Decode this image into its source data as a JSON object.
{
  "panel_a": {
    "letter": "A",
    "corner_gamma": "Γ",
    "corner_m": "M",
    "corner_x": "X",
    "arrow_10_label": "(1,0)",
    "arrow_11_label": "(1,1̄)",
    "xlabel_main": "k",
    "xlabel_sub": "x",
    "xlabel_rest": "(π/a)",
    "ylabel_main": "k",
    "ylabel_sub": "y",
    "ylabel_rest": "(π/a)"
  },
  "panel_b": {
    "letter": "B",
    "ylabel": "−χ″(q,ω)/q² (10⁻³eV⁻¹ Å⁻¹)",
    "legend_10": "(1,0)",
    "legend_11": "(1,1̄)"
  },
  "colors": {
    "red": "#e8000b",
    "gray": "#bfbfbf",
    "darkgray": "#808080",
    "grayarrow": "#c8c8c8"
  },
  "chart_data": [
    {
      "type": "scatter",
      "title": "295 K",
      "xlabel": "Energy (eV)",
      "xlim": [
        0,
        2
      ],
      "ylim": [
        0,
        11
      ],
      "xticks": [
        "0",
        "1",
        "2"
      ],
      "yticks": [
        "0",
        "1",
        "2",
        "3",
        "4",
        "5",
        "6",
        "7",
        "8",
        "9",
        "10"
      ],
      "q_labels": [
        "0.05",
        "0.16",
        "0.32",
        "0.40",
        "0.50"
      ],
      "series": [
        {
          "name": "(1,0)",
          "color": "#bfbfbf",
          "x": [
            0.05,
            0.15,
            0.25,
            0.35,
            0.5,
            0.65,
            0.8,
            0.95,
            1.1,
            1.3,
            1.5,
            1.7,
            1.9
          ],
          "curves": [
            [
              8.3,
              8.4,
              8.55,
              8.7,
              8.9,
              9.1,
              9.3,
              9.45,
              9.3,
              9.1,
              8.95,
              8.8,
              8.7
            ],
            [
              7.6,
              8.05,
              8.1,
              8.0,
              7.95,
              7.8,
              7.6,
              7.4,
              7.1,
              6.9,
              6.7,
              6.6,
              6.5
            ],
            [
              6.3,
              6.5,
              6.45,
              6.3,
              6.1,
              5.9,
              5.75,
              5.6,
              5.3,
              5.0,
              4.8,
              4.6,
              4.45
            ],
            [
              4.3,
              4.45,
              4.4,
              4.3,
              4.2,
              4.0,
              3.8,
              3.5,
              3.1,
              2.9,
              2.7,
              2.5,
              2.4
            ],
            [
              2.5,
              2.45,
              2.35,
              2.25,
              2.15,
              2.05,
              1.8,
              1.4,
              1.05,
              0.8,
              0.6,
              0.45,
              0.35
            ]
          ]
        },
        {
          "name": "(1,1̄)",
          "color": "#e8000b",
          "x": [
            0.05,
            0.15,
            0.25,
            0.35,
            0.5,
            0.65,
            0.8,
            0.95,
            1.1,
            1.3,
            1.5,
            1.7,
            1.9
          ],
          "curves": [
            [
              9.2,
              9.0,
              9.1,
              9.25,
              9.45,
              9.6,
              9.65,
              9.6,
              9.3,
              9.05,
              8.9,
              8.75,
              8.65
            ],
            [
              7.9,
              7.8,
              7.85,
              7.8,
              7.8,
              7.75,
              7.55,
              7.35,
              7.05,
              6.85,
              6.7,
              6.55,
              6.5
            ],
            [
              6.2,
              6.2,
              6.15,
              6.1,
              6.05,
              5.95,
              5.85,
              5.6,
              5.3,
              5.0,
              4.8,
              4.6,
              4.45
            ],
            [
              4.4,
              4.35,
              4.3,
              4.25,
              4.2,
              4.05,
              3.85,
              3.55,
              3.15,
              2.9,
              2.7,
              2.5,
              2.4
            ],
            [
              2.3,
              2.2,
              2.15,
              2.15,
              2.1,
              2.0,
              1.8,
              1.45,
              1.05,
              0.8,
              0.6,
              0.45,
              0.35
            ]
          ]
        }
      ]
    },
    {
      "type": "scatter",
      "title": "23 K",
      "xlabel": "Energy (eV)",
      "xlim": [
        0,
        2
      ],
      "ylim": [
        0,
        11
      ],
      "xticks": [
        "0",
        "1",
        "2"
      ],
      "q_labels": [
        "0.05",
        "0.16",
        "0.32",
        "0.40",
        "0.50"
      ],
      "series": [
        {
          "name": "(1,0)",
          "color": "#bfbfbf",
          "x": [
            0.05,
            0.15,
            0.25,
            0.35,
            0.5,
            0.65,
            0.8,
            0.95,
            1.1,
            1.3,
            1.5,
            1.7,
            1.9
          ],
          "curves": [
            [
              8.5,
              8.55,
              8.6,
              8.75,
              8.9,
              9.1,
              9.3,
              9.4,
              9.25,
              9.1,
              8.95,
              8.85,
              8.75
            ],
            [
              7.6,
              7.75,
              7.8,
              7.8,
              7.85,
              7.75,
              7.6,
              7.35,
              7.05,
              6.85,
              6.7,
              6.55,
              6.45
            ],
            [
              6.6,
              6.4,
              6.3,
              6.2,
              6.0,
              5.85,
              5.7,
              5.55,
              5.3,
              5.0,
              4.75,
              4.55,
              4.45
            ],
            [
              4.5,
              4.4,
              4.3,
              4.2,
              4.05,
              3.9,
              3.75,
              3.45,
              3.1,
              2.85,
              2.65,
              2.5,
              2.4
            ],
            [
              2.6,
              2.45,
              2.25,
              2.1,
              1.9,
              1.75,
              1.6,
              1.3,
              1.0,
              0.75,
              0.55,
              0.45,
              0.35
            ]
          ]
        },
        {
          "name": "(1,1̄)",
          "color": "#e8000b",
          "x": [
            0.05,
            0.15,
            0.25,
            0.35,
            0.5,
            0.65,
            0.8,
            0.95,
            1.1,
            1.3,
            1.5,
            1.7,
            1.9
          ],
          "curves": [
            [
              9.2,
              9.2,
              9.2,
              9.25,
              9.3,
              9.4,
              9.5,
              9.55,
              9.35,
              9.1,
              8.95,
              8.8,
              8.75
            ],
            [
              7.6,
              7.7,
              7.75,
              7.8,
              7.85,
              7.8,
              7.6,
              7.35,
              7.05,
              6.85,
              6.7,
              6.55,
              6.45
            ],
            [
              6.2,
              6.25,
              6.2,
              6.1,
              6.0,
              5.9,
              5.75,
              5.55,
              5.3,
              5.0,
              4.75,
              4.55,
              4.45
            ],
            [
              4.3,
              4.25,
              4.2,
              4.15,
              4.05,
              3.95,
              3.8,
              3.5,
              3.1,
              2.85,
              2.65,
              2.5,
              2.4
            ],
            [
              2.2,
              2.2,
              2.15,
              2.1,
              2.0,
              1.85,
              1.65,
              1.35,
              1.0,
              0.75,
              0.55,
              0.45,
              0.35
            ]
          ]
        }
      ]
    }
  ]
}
===
## Stated task
Restate every record exactly, leaving nothing out.

## Solution for this problem
Decode this image into its source data as a JSON object.
{
  "panel_a": {
    "letter": "A",
    "corner_gamma": "Γ",
    "corner_m": "M",
    "corner_x": "X",
    "arrow_10_label": "(1,0)",
    "arrow_11_label": "(1,1̄)",
    "xlabel_main": "k",
    "xlabel_sub": "x",
    "xlabel_rest": "(π/a)",
    "ylabel_main": "k",
    "ylabel_sub": "y",
    "ylabel_rest": "(π/a)"
  },
  "panel_b": {
    "letter": "B",
    "ylabel": "−χ″(q,ω)/q² (10⁻³eV⁻¹ Å⁻¹)",
    "legend_10": "(1,0)",
    "legend_11": "(1,1̄)"
  },
  "colors": {
    "red": "#e8000b",
    "gray": "#bfbfbf",
    "darkgray": "#808080",
    "grayarrow": "#c8c8c8"
  },
  "chart_data": [
    {
      "type": "scatter",
      "title": "295 K",
      "xlabel": "Energy (eV)",
      "xlim": [
        0,
        2
      ],
      "ylim": [
        0,
        11
      ],
      "xticks": [
        "0",
        "1",
        "2"
      ],
      "yticks": [
        "0",
        "1",
        "2",
        "3",
        "4",
        "5",
        "6",
        "7",
        "8",
        "9",
        "10"
      ],
      "q_labels": [
        "0.05",
        "0.16",
        "0.32",
        "0.40",
        "0.50"
      ],
      "series": [
        {
          "name": "(1,0)",
          "color": "#bfbfbf",
          "x": [
            0.05,
            0.15,
            0.25,
            0.35,
            0.5,
            0.65,
            0.8,
            0.95,
            1.1,
            1.3,
            1.5,
            1.7,
            1.9
          ],
          "curves": [
            [
              8.3,
              8.4,
              8.55,
              8.7,
              8.9,
              9.1,
              9.3,
              9.45,
              9.3,
              9.1,
              8.95,
              8.8,
              8.7
            ],
            [
              7.6,
              8.05,
              8.1,
              8.0,
              7.95,
              7.8,
              7.6,
              7.4,
              7.1,
              6.9,
              6.7,
              6.6,
              6.5
            ],
            [
              6.3,
              6.5,
              6.45,
              6.3,
              6.1,
              5.9,
              5.75,
              5.6,
              5.3,
              5.0,
              4.8,
              4.6,
              4.45
            ],
            [
              4.3,
              4.45,
              4.4,
              4.3,
              4.2,
              4.0,
              3.8,
              3.5,
              3.1,
              2.9,
              2.7,
              2.5,
              2.4
            ],
            [
              2.5,
              2.45,
              2.35,
              2.25,
              2.15,
              2.05,
              1.8,
              1.4,
              1.05,
              0.8,
              0.6,
              0.45,
              0.35
            ]
          ]
        },
        {
          "name": "(1,1̄)",
          "color": "#e8000b",
          "x": [
            0.05,
            0.15,
            0.25,
            0.35,
            0.5,
            0.65,
            0.8,
            0.95,
            1.1,
            1.3,
            1.5,
            1.7,
            1.9
          ],
          "curves": [
            [
              9.2,
              9.0,
              9.1,
              9.25,
              9.45,
              9.6,
              9.65,
              9.6,
              9.3,
              9.05,
              8.9,
              8.75,
              8.65
            ],
            [
              7.9,
              7.8,
              7.85,
              7.8,
              7.8,
              7.75,
              7.55,
              7.35,
              7.05,
              6.85,
              6.7,
              6.55,
              6.5
            ],
            [
              6.2,
              6.2,
              6.15,
              6.1,
              6.05,
              5.95,
              5.85,
              5.6,
              5.3,
              5.0,
              4.8,
              4.6,
              4.45
            ],
            [
              4.4,
              4.35,
              4.3,
              4.25,
              4.2,
              4.05,
              3.85,
              3.55,
              3.15,
              2.9,
              2.7,
              2.5,
              2.4
            ],
            [
              2.3,
              2.2,
              2.15,
              2.15,
              2.1,
              2.0,
              1.8,
              1.45,
              1.05,
              0.8,
              0.6,
              0.45,
              0.35
            ]
          ]
        }
      ]
    },
    {
      "type": "scatter",
      "title": "23 K",
      "xlabel": "Energy (eV)",
      "xlim": [
        0,
        2
      ],
      "ylim": [
        0,
        11
      ],
      "xticks": [
        "0",
        "1",
        "2"
      ],
      "q_labels": [
        "0.05",
        "0.16",
        "0.32",
        "0.40",
        "0.50"
      ],
      "series": [
        {
          "name": "(1,0)",
          "color": "#bfbfbf",
          "x": [
            0.05,
            0.15,
            0.25,
            0.35,
            0.5,
            0.65,
            0.8,
            0.95,
            1.1,
            1.3,
            1.5,
            1.7,
            1.9
          ],
          "curves": [
            [
              8.5,
              8.55,
              8.6,
              8.75,
              8.9,
              9.1,
              9.3,
              9.4,
              9.25,
              9.1,
              8.95,
              8.85,
              8.75
            ],
            [
              7.6,
              7.75,
              7.8,
              7.8,
              7.85,
              7.75,
              7.6,
              7.35,
              7.05,
              6.85,
              6.7,
              6.55,
              6.45
            ],
            [
              6.6,
              6.4,
              6.3,
              6.2,
              6.0,
              5.85,
              5.7,
              5.55,
              5.3,
              5.0,
              4.75,
              4.55,
              4.45
            ],
            [
              4.5,
              4.4,
              4.3,
              4.2,
              4.05,
              3.9,
              3.75,
              3.45,
              3.1,
              2.85,
              2.65,
              2.5,
              2.4
            ],
            [
              2.6,
              2.45,
              2.25,
              2.1,
              1.9,
              1.75,
              1.6,
              1.3,
              1.0,
              0.75,
              0.55,
              0.45,
              0.35
            ]
          ]
        },
        {
          "name": "(1,1̄)",
          "color": "#e8000b",
          "x": [
            0.05,
            0.15,
            0.25,
            0.35,
            0.5,
            0.65,
            0.8,
            0.95,
            1.1,
            1.3,
            1.5,
            1.7,
            1.9
          ],
          "curves": [
            [
              9.2,
              9.2,
              9.2,
              9.25,
              9.3,
              9.4,
              9.5,
              9.55,
              9.35,
              9.1,
              8.95,
              8.8,
              8.75
            ],
            [
              7.6,
              7.7,
              7.75,
              7.8,
              7.85,
              7.8,
              7.6,
              7.35,
              7.05,
              6.85,
              6.7,
              6.55,
              6.45
            ],
            [
              6.2,
              6.25,
              6.2,
              6.1,
              6.0,
              5.9,
              5.75,
              5.55,
              5.3,
              5.0,
              4.75,
              4.55,
              4.45
            ],
            [
              4.3,
              4.25,
              4.2,
              4.15,
              4.05,
              3.95,
              3.8,
              3.5,
              3.1,
              2.85,
              2.65,
              2.5,
              2.4
            ],
            [
              2.2,
              2.2,
              2.15,
              2.1,
              2.0,
              1.85,
              1.65,
              1.35,
              1.0,
              0.75,
              0.55,
              0.45,
              0.35
            ]
          ]
        }
      ]
    }
  ]
}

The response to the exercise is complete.